Collection entries
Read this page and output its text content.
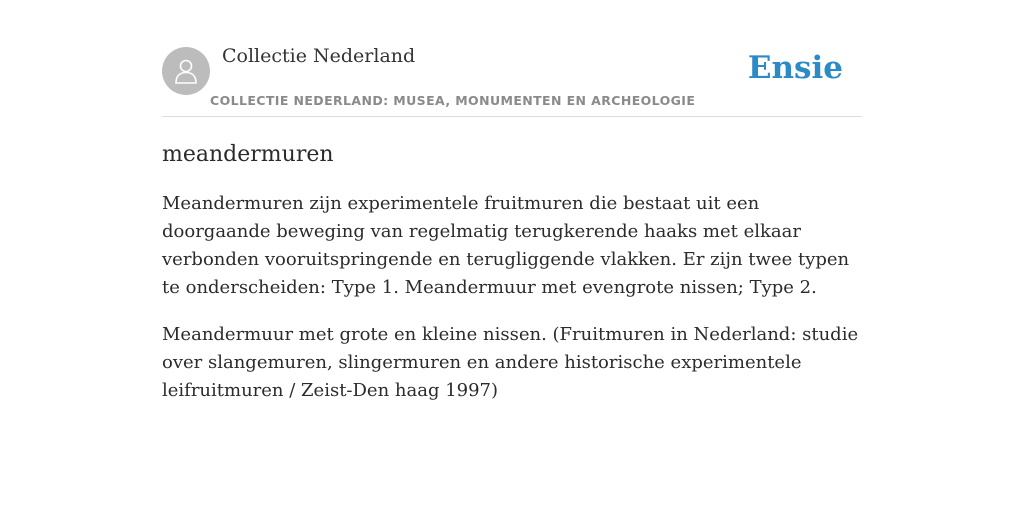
Collectie Nederland
COLLECTIE NEDERLAND: MUSEA, MONUMENTEN EN ARCHEOLOGIE
Ensie
meandermuren

Meandermuren zijn experimentele fruitmuren die bestaat uit een doorgaande beweging van regelmatig terugkerende haaks met elkaar verbonden vooruitspringende en terugliggende vlakken. Er zijn twee typen te onderscheiden: Type 1. Meandermuur met evengrote nissen; Type 2.

Meandermuur met grote en kleine nissen. (Fruitmuren in Nederland: studie over slangemuren, slingermuren en andere historische experimentele leifruitmuren / Zeist-Den haag 1997)
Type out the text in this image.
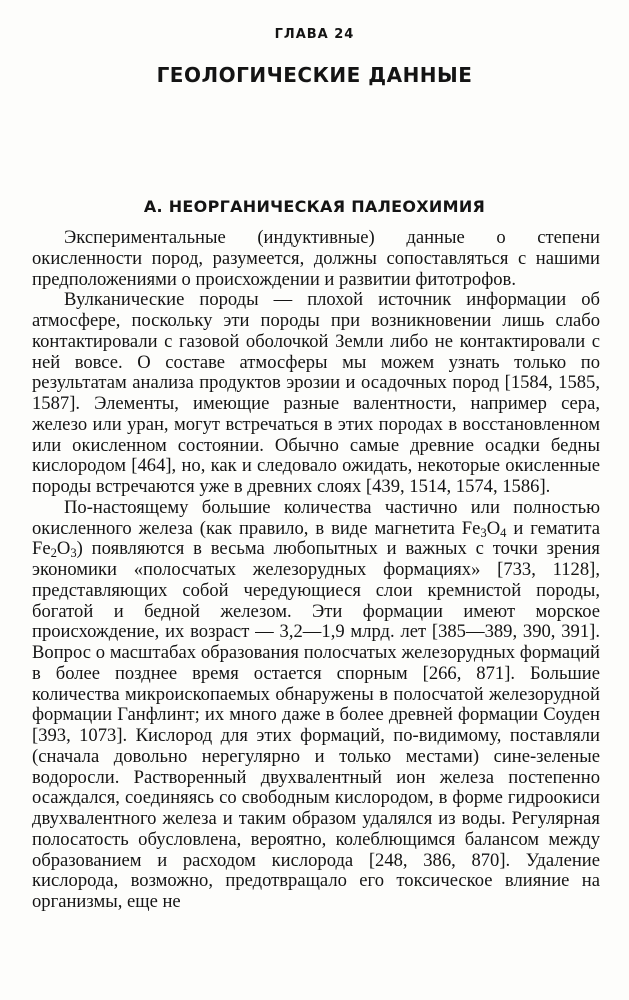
ГЛАВА 24
ГЕОЛОГИЧЕСКИЕ ДАННЫЕ
А. НЕОРГАНИЧЕСКАЯ ПАЛЕОХИМИЯ

Экспериментальные (индуктивные) данные о степени окисленности пород, разумеется, должны сопоставляться с нашими предположениями о происхождении и развитии фитотрофов.

Вулканические породы — плохой источник информации об атмосфере, поскольку эти породы при возникновении лишь слабо контактировали с газовой оболочкой Земли либо не контактировали с ней вовсе. О составе атмосферы мы можем узнать только по результатам анализа продуктов эрозии и осадочных пород [1584, 1585, 1587]. Элементы, имеющие разные валентности, например сера, железо или уран, могут встречаться в этих породах в восстановленном или окисленном состоянии. Обычно самые древние осадки бедны кислородом [464], но, как и следовало ожидать, некоторые окисленные породы встречаются уже в древних слоях [439, 1514, 1574, 1586].

По-настоящему большие количества частично или полностью окисленного железа (как правило, в виде магнетита $Fe_3O_4$ и гематита $Fe_2O_3$) появляются в весьма любопытных и важных с точки зрения экономики «полосчатых железорудных формациях» [733, 1128], представляющих собой чередующиеся слои кремнистой породы, богатой и бедной железом. Эти формации имеют морское происхождение, их возраст — 3,2—1,9 млрд. лет [385—389, 390, 391]. Вопрос о масштабах образования полосчатых железорудных формаций в более позднее время остается спорным [266, 871]. Большие количества микроископаемых обнаружены в полосчатой железорудной формации Ганфлинт; их много даже в более древней формации Соуден [393, 1073]. Кислород для этих формаций, по-видимому, поставляли (сначала довольно нерегулярно и только местами) сине-зеленые водоросли. Растворенный двухвалентный ион железа постепенно осаждался, соединяясь со свободным кислородом, в форме гидроокиси двухвалентного железа и таким образом удалялся из воды. Регулярная полосатость обусловлена, вероятно, колеблющимся балансом между образованием и расходом кислорода [248, 386, 870]. Удаление кислорода, возможно, предотвращало его токсическое влияние на организмы, еще не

**Task statement:** Of the lines above, how many contain the word "this"? Provide the number and nothing else.

**Problem solution:** 2